#### Given exercise:
Quote all lines below exactly. Images stay out.
─── Data shown
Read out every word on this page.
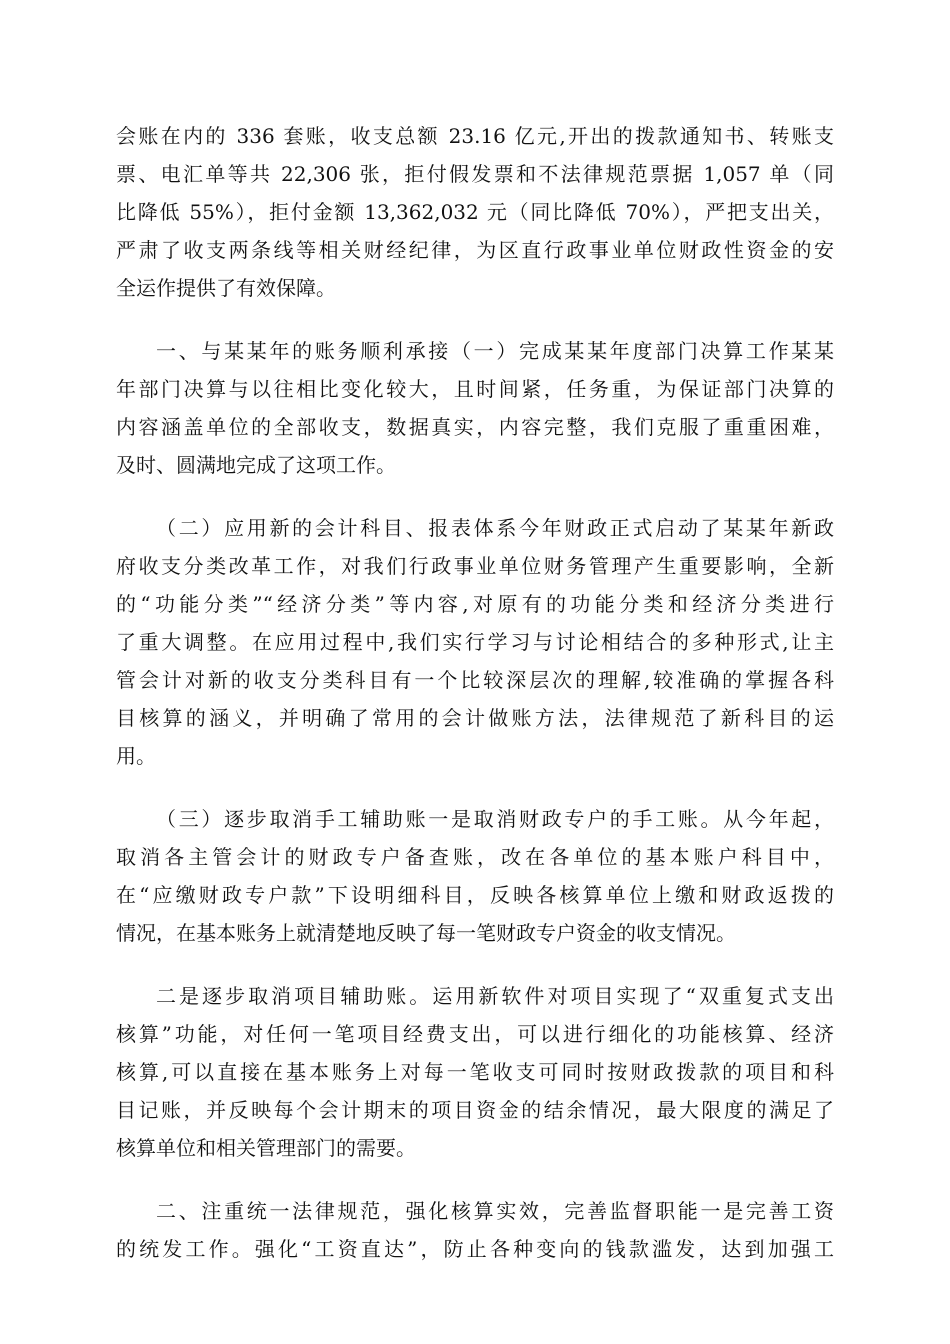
会账在内的 336 套账，收支总额 23.16 亿元,开出的拨款通知书、转账支
票、电汇单等共 22,306 张，拒付假发票和不法律规范票据 1,057 单（同
比降低 55%），拒付金额 13,362,032 元（同比降低 70%），严把支出关，
严肃了收支两条线等相关财经纪律，为区直行政事业单位财政性资金的安
全运作提供了有效保障。

一、与某某年的账务顺利承接（一）完成某某年度部门决算工作某某
年部门决算与以往相比变化较大，且时间紧，任务重，为保证部门决算的
内容涵盖单位的全部收支，数据真实，内容完整，我们克服了重重困难，
及时、圆满地完成了这项工作。

（二）应用新的会计科目、报表体系今年财政正式启动了某某年新政
府收支分类改革工作，对我们行政事业单位财务管理产生重要影响，全新
的“功能分类”“经济分类”等内容,对原有的功能分类和经济分类进行
了重大调整。在应用过程中,我们实行学习与讨论相结合的多种形式,让主
管会计对新的收支分类科目有一个比较深层次的理解,较准确的掌握各科
目核算的涵义，并明确了常用的会计做账方法，法律规范了新科目的运
用。

（三）逐步取消手工辅助账一是取消财政专户的手工账。从今年起，
取消各主管会计的财政专户备查账，改在各单位的基本账户科目中，
在“应缴财政专户款”下设明细科目，反映各核算单位上缴和财政返拨的
情况，在基本账务上就清楚地反映了每一笔财政专户资金的收支情况。

二是逐步取消项目辅助账。运用新软件对项目实现了“双重复式支出
核算”功能，对任何一笔项目经费支出，可以进行细化的功能核算、经济
核算,可以直接在基本账务上对每一笔收支可同时按财政拨款的项目和科
目记账，并反映每个会计期末的项目资金的结余情况，最大限度的满足了
核算单位和相关管理部门的需要。

二、注重统一法律规范，强化核算实效，完善监督职能一是完善工资
的统发工作。强化“工资直达”，防止各种变向的钱款滥发，达到加强工
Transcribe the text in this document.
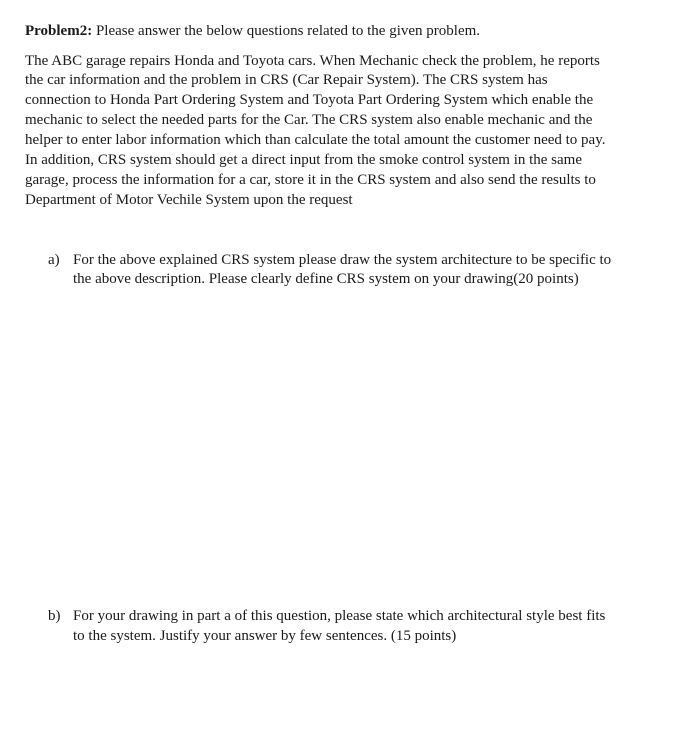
Problem2: Please answer the below questions related to the given problem.
The ABC garage repairs Honda and Toyota cars. When Mechanic check the problem, he reports
the car information and the problem in CRS (Car Repair System). The CRS system has
connection to Honda Part Ordering System and Toyota Part Ordering System which enable the
mechanic to select the needed parts for the Car. The CRS system also enable mechanic and the
helper to enter labor information which than calculate the total amount the customer need to pay.
In addition, CRS system should get a direct input from the smoke control system in the same
garage, process the information for a car, store it in the CRS system and also send the results to
Department of Motor Vechile System upon the request
a) For the above explained CRS system please draw the system architecture to be specific to
the above description. Please clearly define CRS system on your drawing(20 points)
b) For your drawing in part a of this question, please state which architectural style best fits
to the system. Justify your answer by few sentences. (15 points)
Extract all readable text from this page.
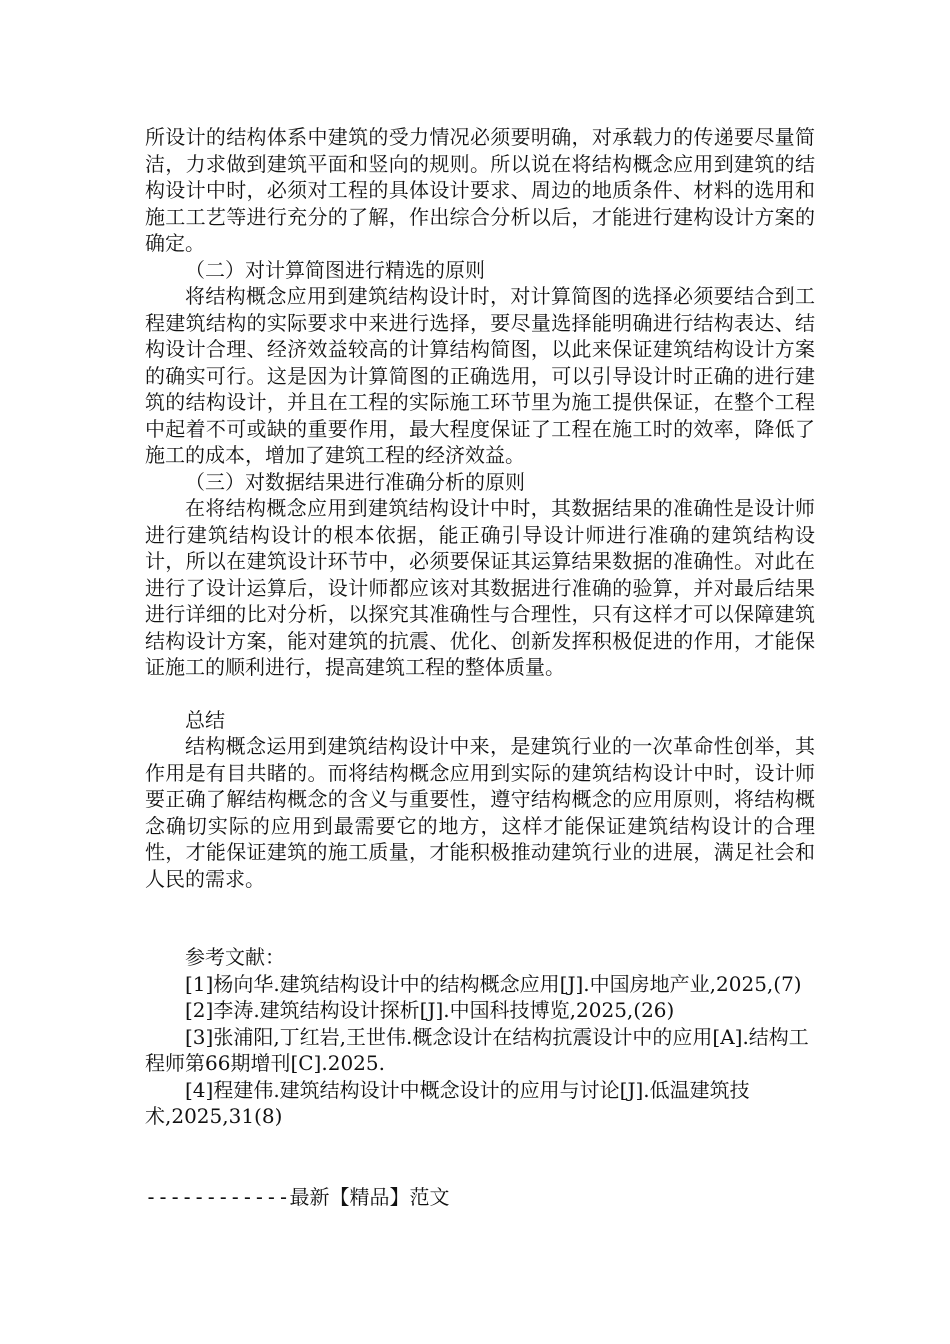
所设计的结构体系中建筑的受力情况必须要明确，对承载力的传递要尽量简洁，力求做到建筑平面和竖向的规则。所以说在将结构概念应用到建筑的结构设计中时，必须对工程的具体设计要求、周边的地质条件、材料的选用和施工工艺等进行充分的了解，作出综合分析以后，才能进行建构设计方案的确定。

（二）对计算简图进行精选的原则

将结构概念应用到建筑结构设计时，对计算简图的选择必须要结合到工程建筑结构的实际要求中来进行选择，要尽量选择能明确进行结构表达、结构设计合理、经济效益较高的计算结构简图，以此来保证建筑结构设计方案的确实可行。这是因为计算简图的正确选用，可以引导设计时正确的进行建筑的结构设计，并且在工程的实际施工环节里为施工提供保证，在整个工程中起着不可或缺的重要作用，最大程度保证了工程在施工时的效率，降低了施工的成本，增加了建筑工程的经济效益。

（三）对数据结果进行准确分析的原则

在将结构概念应用到建筑结构设计中时，其数据结果的准确性是设计师进行建筑结构设计的根本依据，能正确引导设计师进行准确的建筑结构设计，所以在建筑设计环节中，必须要保证其运算结果数据的准确性。对此在进行了设计运算后，设计师都应该对其数据进行准确的验算，并对最后结果进行详细的比对分析，以探究其准确性与合理性，只有这样才可以保障建筑结构设计方案，能对建筑的抗震、优化、创新发挥积极促进的作用，才能保证施工的顺利进行，提高建筑工程的整体质量。

总结

结构概念运用到建筑结构设计中来，是建筑行业的一次革命性创举，其作用是有目共睹的。而将结构概念应用到实际的建筑结构设计中时，设计师要正确了解结构概念的含义与重要性，遵守结构概念的应用原则，将结构概念确切实际的应用到最需要它的地方，这样才能保证建筑结构设计的合理性，才能保证建筑的施工质量，才能积极推动建筑行业的进展，满足社会和人民的需求。

参考文献：

[1]杨向华.建筑结构设计中的结构概念应用[J].中国房地产业,2025,(7)

[2]李涛.建筑结构设计探析[J].中国科技博览,2025,(26)

[3]张浦阳,丁红岩,王世伟.概念设计在结构抗震设计中的应用[A].结构工程师第66期增刊[C].2025.

[4]程建伟.建筑结构设计中概念设计的应用与讨论[J].低温建筑技术,2025,31(8)

------------最新【精品】范文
──────
#### Answer to this exercise:
Read out every word on this page.
会账在内的 336 套账，收支总额 23.16 亿元,开出的拨款通知书、转账支
票、电汇单等共 22,306 张，拒付假发票和不法律规范票据 1,057 单（同
比降低 55%），拒付金额 13,362,032 元（同比降低 70%），严把支出关，
严肃了收支两条线等相关财经纪律，为区直行政事业单位财政性资金的安
全运作提供了有效保障。

一、与某某年的账务顺利承接（一）完成某某年度部门决算工作某某
年部门决算与以往相比变化较大，且时间紧，任务重，为保证部门决算的
内容涵盖单位的全部收支，数据真实，内容完整，我们克服了重重困难，
及时、圆满地完成了这项工作。

（二）应用新的会计科目、报表体系今年财政正式启动了某某年新政
府收支分类改革工作，对我们行政事业单位财务管理产生重要影响，全新
的“功能分类”“经济分类”等内容,对原有的功能分类和经济分类进行
了重大调整。在应用过程中,我们实行学习与讨论相结合的多种形式,让主
管会计对新的收支分类科目有一个比较深层次的理解,较准确的掌握各科
目核算的涵义，并明确了常用的会计做账方法，法律规范了新科目的运
用。

（三）逐步取消手工辅助账一是取消财政专户的手工账。从今年起，
取消各主管会计的财政专户备查账，改在各单位的基本账户科目中，
在“应缴财政专户款”下设明细科目，反映各核算单位上缴和财政返拨的
情况，在基本账务上就清楚地反映了每一笔财政专户资金的收支情况。

二是逐步取消项目辅助账。运用新软件对项目实现了“双重复式支出
核算”功能，对任何一笔项目经费支出，可以进行细化的功能核算、经济
核算,可以直接在基本账务上对每一笔收支可同时按财政拨款的项目和科
目记账，并反映每个会计期末的项目资金的结余情况，最大限度的满足了
核算单位和相关管理部门的需要。

二、注重统一法律规范，强化核算实效，完善监督职能一是完善工资
的统发工作。强化“工资直达”，防止各种变向的钱款滥发，达到加强工
Transcribe the text in this document.
Problem2: Please answer the below questions related to the given problem.
The ABC garage repairs Honda and Toyota cars. When Mechanic check the problem, he reports
the car information and the problem in CRS (Car Repair System). The CRS system has
connection to Honda Part Ordering System and Toyota Part Ordering System which enable the
mechanic to select the needed parts for the Car. The CRS system also enable mechanic and the
helper to enter labor information which than calculate the total amount the customer need to pay.
In addition, CRS system should get a direct input from the smoke control system in the same
garage, process the information for a car, store it in the CRS system and also send the results to
Department of Motor Vechile System upon the request
a) For the above explained CRS system please draw the system architecture to be specific to
the above description. Please clearly define CRS system on your drawing(20 points)
b) For your drawing in part a of this question, please state which architectural style best fits
to the system. Justify your answer by few sentences. (15 points)
Extract all readable text from this page.
所设计的结构体系中建筑的受力情况必须要明确，对承载力的传递要尽量简洁，力求做到建筑平面和竖向的规则。所以说在将结构概念应用到建筑的结构设计中时，必须对工程的具体设计要求、周边的地质条件、材料的选用和施工工艺等进行充分的了解，作出综合分析以后，才能进行建构设计方案的确定。

（二）对计算简图进行精选的原则

将结构概念应用到建筑结构设计时，对计算简图的选择必须要结合到工程建筑结构的实际要求中来进行选择，要尽量选择能明确进行结构表达、结构设计合理、经济效益较高的计算结构简图，以此来保证建筑结构设计方案的确实可行。这是因为计算简图的正确选用，可以引导设计时正确的进行建筑的结构设计，并且在工程的实际施工环节里为施工提供保证，在整个工程中起着不可或缺的重要作用，最大程度保证了工程在施工时的效率，降低了施工的成本，增加了建筑工程的经济效益。

（三）对数据结果进行准确分析的原则

在将结构概念应用到建筑结构设计中时，其数据结果的准确性是设计师进行建筑结构设计的根本依据，能正确引导设计师进行准确的建筑结构设计，所以在建筑设计环节中，必须要保证其运算结果数据的准确性。对此在进行了设计运算后，设计师都应该对其数据进行准确的验算，并对最后结果进行详细的比对分析，以探究其准确性与合理性，只有这样才可以保障建筑结构设计方案，能对建筑的抗震、优化、创新发挥积极促进的作用，才能保证施工的顺利进行，提高建筑工程的整体质量。

总结

结构概念运用到建筑结构设计中来，是建筑行业的一次革命性创举，其作用是有目共睹的。而将结构概念应用到实际的建筑结构设计中时，设计师要正确了解结构概念的含义与重要性，遵守结构概念的应用原则，将结构概念确切实际的应用到最需要它的地方，这样才能保证建筑结构设计的合理性，才能保证建筑的施工质量，才能积极推动建筑行业的进展，满足社会和人民的需求。

参考文献：

[1]杨向华.建筑结构设计中的结构概念应用[J].中国房地产业,2025,(7)

[2]李涛.建筑结构设计探析[J].中国科技博览,2025,(26)

[3]张浦阳,丁红岩,王世伟.概念设计在结构抗震设计中的应用[A].结构工程师第66期增刊[C].2025.

[4]程建伟.建筑结构设计中概念设计的应用与讨论[J].低温建筑技术,2025,31(8)

------------最新【精品】范文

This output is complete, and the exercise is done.